→ DIRECTIONS:
In the data below, find every line with the string "содержания" and pull it out.

→ Records from a collection:
===============

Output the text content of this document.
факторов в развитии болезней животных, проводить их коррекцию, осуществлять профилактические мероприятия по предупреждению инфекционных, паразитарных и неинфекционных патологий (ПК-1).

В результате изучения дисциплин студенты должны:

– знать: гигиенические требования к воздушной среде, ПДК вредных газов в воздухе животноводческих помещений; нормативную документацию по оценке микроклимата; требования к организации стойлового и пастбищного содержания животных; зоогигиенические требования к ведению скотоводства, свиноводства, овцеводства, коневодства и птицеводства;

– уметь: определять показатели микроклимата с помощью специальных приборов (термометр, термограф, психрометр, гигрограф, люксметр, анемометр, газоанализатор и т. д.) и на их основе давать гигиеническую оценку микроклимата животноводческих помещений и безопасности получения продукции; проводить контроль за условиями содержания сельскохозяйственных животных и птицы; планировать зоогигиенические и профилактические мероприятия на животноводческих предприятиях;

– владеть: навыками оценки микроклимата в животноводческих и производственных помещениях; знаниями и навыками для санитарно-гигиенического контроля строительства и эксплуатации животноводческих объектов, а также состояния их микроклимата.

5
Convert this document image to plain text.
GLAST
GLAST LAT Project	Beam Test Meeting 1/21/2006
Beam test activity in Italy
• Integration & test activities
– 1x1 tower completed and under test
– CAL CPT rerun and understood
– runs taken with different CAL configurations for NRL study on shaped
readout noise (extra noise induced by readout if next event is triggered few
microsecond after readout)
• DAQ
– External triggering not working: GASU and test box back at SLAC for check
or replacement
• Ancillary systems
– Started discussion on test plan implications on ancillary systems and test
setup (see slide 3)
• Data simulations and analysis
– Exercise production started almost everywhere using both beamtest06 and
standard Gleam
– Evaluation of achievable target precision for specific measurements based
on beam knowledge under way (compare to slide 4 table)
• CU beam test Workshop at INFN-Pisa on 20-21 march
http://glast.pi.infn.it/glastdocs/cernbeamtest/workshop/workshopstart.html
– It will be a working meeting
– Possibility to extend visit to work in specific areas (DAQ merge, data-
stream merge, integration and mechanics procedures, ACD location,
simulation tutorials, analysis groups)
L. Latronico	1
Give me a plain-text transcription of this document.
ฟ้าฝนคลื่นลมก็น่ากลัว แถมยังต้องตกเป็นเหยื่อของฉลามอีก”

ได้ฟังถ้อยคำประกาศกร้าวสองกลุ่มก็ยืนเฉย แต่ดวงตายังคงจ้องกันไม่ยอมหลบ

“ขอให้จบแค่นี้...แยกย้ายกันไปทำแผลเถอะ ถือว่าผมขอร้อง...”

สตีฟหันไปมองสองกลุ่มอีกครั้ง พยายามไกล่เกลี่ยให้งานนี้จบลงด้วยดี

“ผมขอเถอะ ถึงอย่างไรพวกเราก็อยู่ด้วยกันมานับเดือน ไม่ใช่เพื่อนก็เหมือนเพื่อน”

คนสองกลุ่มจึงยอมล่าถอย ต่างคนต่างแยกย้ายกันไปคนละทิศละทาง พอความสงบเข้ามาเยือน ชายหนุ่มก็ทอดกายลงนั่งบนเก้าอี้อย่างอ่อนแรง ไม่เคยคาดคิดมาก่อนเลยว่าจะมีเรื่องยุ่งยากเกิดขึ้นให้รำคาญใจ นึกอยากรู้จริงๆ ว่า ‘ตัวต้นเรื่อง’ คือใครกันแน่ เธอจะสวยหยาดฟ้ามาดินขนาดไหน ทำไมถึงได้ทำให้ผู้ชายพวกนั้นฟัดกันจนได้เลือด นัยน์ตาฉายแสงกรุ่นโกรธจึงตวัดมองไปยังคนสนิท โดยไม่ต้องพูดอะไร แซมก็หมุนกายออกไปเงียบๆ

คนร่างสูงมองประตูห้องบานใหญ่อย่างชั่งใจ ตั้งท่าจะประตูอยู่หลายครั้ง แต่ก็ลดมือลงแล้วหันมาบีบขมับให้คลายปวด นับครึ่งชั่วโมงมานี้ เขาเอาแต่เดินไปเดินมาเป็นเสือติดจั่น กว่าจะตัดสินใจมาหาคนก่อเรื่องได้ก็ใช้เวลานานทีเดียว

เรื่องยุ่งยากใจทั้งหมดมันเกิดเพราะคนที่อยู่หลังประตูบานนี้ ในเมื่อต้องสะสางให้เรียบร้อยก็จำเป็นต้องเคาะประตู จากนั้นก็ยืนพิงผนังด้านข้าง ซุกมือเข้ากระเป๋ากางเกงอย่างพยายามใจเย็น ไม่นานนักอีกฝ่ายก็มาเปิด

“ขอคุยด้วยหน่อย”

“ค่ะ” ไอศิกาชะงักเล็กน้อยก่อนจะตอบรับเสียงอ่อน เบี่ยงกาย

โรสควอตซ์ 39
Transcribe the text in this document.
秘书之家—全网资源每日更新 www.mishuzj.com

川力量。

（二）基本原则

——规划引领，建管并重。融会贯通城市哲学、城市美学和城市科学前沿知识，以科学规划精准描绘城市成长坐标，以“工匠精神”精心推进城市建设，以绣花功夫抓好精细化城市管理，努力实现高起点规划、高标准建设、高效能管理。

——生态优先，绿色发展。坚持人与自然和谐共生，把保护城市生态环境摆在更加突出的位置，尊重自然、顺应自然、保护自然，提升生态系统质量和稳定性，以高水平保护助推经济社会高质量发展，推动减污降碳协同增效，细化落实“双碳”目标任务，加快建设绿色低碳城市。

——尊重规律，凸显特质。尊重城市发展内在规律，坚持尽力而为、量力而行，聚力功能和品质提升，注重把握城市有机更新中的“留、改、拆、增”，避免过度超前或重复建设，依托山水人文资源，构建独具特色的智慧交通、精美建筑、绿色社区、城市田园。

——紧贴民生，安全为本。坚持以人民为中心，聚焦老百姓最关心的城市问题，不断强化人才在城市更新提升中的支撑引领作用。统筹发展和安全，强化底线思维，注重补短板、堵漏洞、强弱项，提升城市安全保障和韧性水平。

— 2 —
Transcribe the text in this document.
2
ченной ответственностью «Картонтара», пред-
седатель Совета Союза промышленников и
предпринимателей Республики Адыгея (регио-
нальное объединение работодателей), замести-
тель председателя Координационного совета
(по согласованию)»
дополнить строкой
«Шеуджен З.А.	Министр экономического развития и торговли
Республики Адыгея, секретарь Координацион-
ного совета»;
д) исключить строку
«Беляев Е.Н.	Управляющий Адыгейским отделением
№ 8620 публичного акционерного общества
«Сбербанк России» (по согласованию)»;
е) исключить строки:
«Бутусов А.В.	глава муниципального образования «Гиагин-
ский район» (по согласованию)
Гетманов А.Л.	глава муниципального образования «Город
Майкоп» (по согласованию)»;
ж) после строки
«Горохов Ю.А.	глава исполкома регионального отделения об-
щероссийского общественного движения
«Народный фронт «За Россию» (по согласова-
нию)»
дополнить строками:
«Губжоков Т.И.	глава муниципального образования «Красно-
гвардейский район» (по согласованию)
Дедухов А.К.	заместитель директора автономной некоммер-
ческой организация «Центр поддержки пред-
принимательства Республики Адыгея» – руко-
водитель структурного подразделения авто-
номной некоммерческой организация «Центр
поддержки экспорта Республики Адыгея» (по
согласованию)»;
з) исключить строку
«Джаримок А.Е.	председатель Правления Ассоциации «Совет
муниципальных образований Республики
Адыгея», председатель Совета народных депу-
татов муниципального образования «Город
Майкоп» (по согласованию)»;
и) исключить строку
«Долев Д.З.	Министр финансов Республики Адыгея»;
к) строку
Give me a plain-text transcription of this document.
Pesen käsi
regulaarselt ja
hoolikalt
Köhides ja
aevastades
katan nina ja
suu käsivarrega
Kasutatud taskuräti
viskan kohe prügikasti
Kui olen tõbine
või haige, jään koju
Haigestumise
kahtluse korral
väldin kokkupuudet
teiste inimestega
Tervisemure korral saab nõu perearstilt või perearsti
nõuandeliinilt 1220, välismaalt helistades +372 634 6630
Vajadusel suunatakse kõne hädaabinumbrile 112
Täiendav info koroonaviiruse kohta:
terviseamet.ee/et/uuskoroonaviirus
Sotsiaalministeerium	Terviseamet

===============

→ SOLUTION:
– знать: гигиенические требования к воздушной среде, ПДК вредных газов в воздухе животноводческих помещений; нормативную документацию по оценке микроклимата; требования к организации стойлового и пастбищного содержания животных; зоогигиенические требования к ведению скотоводства, свиноводства, овцеводства, коневодства и птицеводства;
– уметь: определять показатели микроклимата с помощью специальных приборов (термометр, термограф, психрометр, гигрограф, люксметр, анемометр, газоанализатор и т. д.) и на их основе давать гигиеническую оценку микроклимата животноводческих помещений и безопасности получения продукции; проводить контроль за условиями содержания сельскохозяйственных животных и птицы; планировать зоогигиенические и профилактические мероприятия на животноводческих предприятиях;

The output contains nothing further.